▶ _What is being asked_
Go through the entries below and retype them exactly, omitting each picture.
━━━━━ Record excerpts ━━━━━
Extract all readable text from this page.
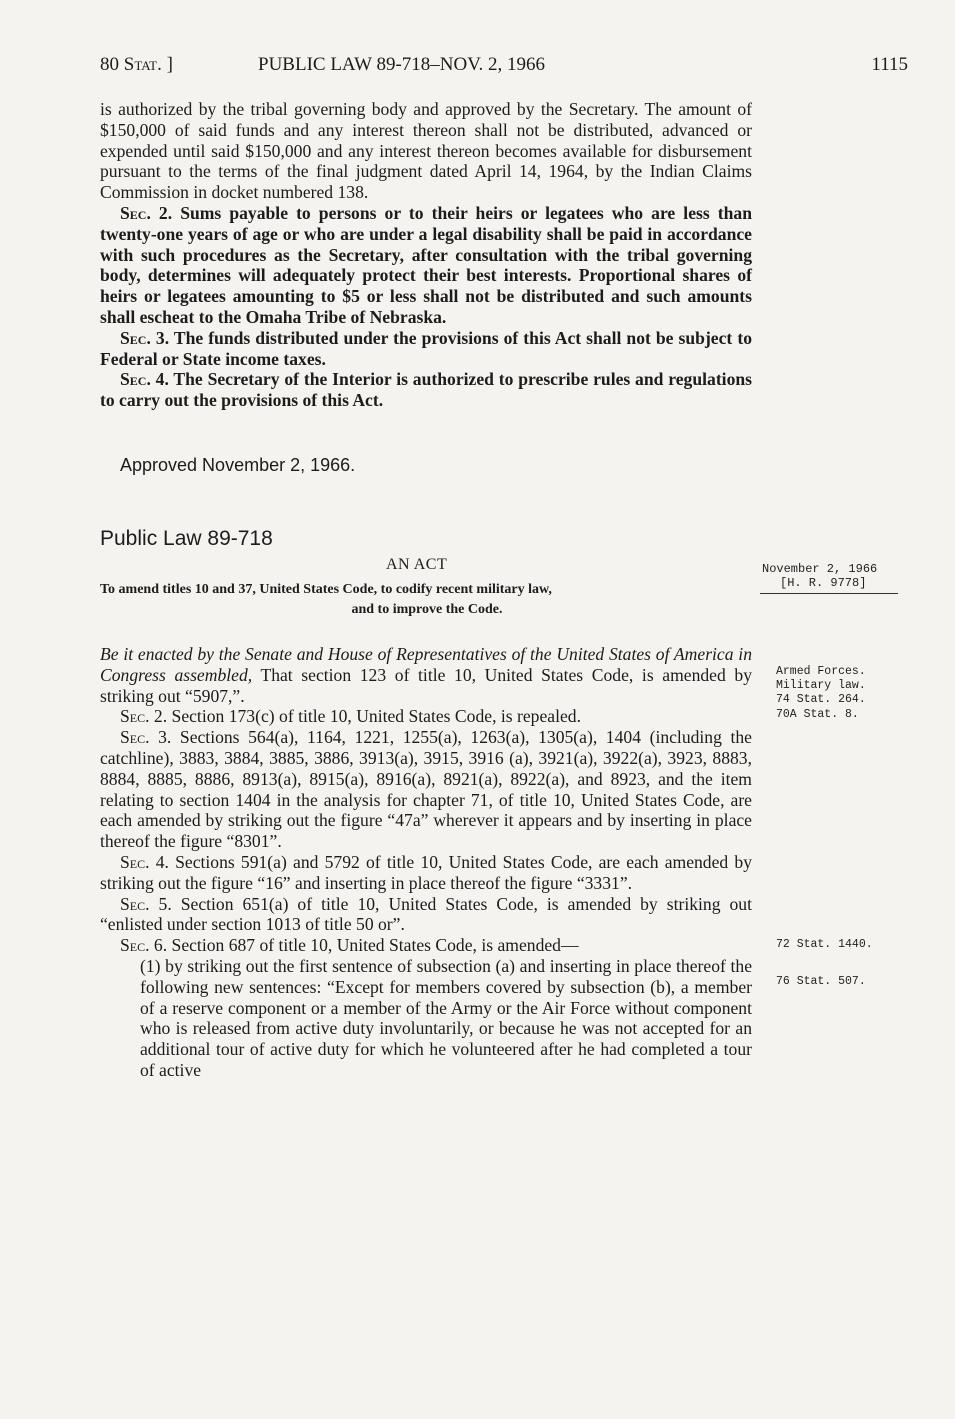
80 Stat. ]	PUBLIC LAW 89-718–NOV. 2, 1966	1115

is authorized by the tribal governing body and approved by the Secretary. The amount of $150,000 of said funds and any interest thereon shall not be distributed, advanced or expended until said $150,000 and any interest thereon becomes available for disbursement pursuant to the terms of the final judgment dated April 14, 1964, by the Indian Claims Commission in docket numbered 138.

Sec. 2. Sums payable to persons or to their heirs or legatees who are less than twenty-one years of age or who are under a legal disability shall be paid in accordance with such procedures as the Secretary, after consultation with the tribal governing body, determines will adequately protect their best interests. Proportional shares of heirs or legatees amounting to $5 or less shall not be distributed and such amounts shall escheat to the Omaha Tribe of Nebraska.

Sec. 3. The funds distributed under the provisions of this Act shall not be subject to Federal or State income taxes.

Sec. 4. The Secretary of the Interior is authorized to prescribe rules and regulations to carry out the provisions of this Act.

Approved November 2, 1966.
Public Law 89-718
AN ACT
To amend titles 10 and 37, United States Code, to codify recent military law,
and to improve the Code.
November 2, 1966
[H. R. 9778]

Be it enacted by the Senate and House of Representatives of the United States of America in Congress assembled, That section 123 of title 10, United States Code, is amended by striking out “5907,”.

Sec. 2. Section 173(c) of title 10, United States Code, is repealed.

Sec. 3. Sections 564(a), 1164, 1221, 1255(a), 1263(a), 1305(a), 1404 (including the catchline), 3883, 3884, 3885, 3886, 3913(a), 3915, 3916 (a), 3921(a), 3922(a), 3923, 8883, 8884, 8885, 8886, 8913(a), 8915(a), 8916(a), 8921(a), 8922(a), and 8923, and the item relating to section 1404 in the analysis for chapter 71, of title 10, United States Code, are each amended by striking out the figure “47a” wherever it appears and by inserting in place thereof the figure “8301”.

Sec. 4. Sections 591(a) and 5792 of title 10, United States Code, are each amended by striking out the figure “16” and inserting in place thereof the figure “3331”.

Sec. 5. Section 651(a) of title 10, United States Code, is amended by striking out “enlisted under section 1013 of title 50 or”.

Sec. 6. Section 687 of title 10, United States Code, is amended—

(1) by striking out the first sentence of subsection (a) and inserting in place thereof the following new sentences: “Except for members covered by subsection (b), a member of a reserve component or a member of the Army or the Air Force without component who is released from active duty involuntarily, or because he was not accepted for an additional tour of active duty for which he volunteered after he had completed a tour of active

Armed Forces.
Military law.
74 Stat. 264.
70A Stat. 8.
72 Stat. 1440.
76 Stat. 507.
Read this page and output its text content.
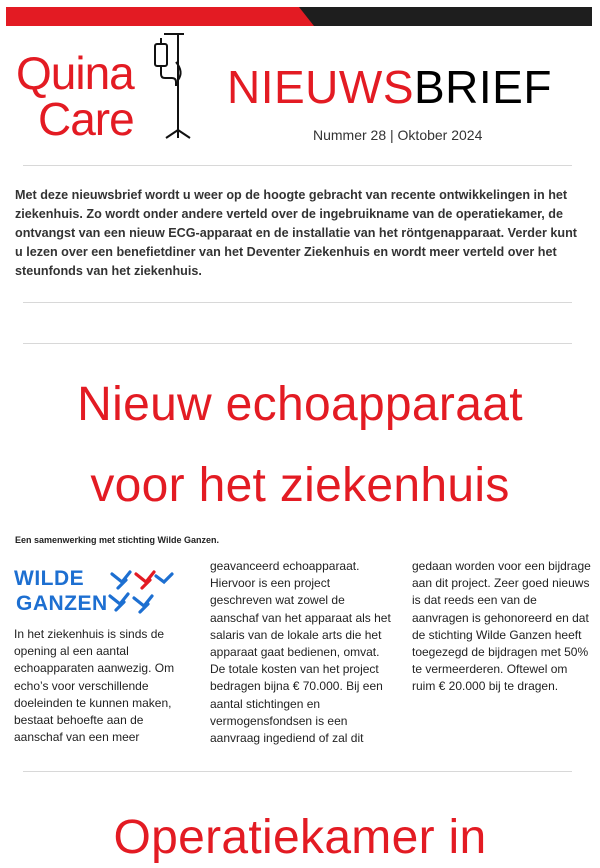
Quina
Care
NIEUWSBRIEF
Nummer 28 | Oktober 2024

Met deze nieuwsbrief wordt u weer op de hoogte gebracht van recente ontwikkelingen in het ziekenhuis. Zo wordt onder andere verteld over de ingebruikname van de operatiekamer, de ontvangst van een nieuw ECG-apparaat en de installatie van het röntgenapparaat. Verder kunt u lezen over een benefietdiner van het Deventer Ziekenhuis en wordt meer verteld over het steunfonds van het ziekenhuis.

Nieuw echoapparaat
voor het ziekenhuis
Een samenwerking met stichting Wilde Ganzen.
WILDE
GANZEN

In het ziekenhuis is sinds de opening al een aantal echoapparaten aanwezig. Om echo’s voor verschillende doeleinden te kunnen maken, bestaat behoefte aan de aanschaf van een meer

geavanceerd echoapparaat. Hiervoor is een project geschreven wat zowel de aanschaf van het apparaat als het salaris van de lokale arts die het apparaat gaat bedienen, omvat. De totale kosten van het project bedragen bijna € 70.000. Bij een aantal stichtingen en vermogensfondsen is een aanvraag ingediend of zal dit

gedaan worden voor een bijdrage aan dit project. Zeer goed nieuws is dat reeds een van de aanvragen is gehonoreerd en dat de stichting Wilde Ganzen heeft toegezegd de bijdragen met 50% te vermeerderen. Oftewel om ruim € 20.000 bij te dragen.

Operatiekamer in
━━━━━
▶ _Solved exercise_
Extract all readable text from this page.
80 Stat. ]	PUBLIC LAW 89-718–NOV. 2, 1966	1115

is authorized by the tribal governing body and approved by the Secretary. The amount of $150,000 of said funds and any interest thereon shall not be distributed, advanced or expended until said $150,000 and any interest thereon becomes available for disbursement pursuant to the terms of the final judgment dated April 14, 1964, by the Indian Claims Commission in docket numbered 138.

Sec. 2. Sums payable to persons or to their heirs or legatees who are less than twenty-one years of age or who are under a legal disability shall be paid in accordance with such procedures as the Secretary, after consultation with the tribal governing body, determines will adequately protect their best interests. Proportional shares of heirs or legatees amounting to $5 or less shall not be distributed and such amounts shall escheat to the Omaha Tribe of Nebraska.

Sec. 3. The funds distributed under the provisions of this Act shall not be subject to Federal or State income taxes.

Sec. 4. The Secretary of the Interior is authorized to prescribe rules and regulations to carry out the provisions of this Act.

Approved November 2, 1966.
Public Law 89-718
AN ACT
To amend titles 10 and 37, United States Code, to codify recent military law,
and to improve the Code.
November 2, 1966
[H. R. 9778]

Be it enacted by the Senate and House of Representatives of the United States of America in Congress assembled, That section 123 of title 10, United States Code, is amended by striking out “5907,”.

Sec. 2. Section 173(c) of title 10, United States Code, is repealed.

Sec. 3. Sections 564(a), 1164, 1221, 1255(a), 1263(a), 1305(a), 1404 (including the catchline), 3883, 3884, 3885, 3886, 3913(a), 3915, 3916 (a), 3921(a), 3922(a), 3923, 8883, 8884, 8885, 8886, 8913(a), 8915(a), 8916(a), 8921(a), 8922(a), and 8923, and the item relating to section 1404 in the analysis for chapter 71, of title 10, United States Code, are each amended by striking out the figure “47a” wherever it appears and by inserting in place thereof the figure “8301”.

Sec. 4. Sections 591(a) and 5792 of title 10, United States Code, are each amended by striking out the figure “16” and inserting in place thereof the figure “3331”.

Sec. 5. Section 651(a) of title 10, United States Code, is amended by striking out “enlisted under section 1013 of title 50 or”.

Sec. 6. Section 687 of title 10, United States Code, is amended—

(1) by striking out the first sentence of subsection (a) and inserting in place thereof the following new sentences: “Except for members covered by subsection (b), a member of a reserve component or a member of the Army or the Air Force without component who is released from active duty involuntarily, or because he was not accepted for an additional tour of active duty for which he volunteered after he had completed a tour of active

Armed Forces.
Military law.
74 Stat. 264.
70A Stat. 8.
72 Stat. 1440.
76 Stat. 507.
Read this page and output its text content.
Quina
Care
NIEUWSBRIEF
Nummer 28 | Oktober 2024

Met deze nieuwsbrief wordt u weer op de hoogte gebracht van recente ontwikkelingen in het ziekenhuis. Zo wordt onder andere verteld over de ingebruikname van de operatiekamer, de ontvangst van een nieuw ECG-apparaat en de installatie van het röntgenapparaat. Verder kunt u lezen over een benefietdiner van het Deventer Ziekenhuis en wordt meer verteld over het steunfonds van het ziekenhuis.

Nieuw echoapparaat
voor het ziekenhuis
Een samenwerking met stichting Wilde Ganzen.
WILDE
GANZEN

In het ziekenhuis is sinds de opening al een aantal echoapparaten aanwezig. Om echo’s voor verschillende doeleinden te kunnen maken, bestaat behoefte aan de aanschaf van een meer

geavanceerd echoapparaat. Hiervoor is een project geschreven wat zowel de aanschaf van het apparaat als het salaris van de lokale arts die het apparaat gaat bedienen, omvat. De totale kosten van het project bedragen bijna € 70.000. Bij een aantal stichtingen en vermogensfondsen is een aanvraag ingediend of zal dit

gedaan worden voor een bijdrage aan dit project. Zeer goed nieuws is dat reeds een van de aanvragen is gehonoreerd en dat de stichting Wilde Ganzen heeft toegezegd de bijdragen met 50% te vermeerderen. Oftewel om ruim € 20.000 bij te dragen.

Operatiekamer in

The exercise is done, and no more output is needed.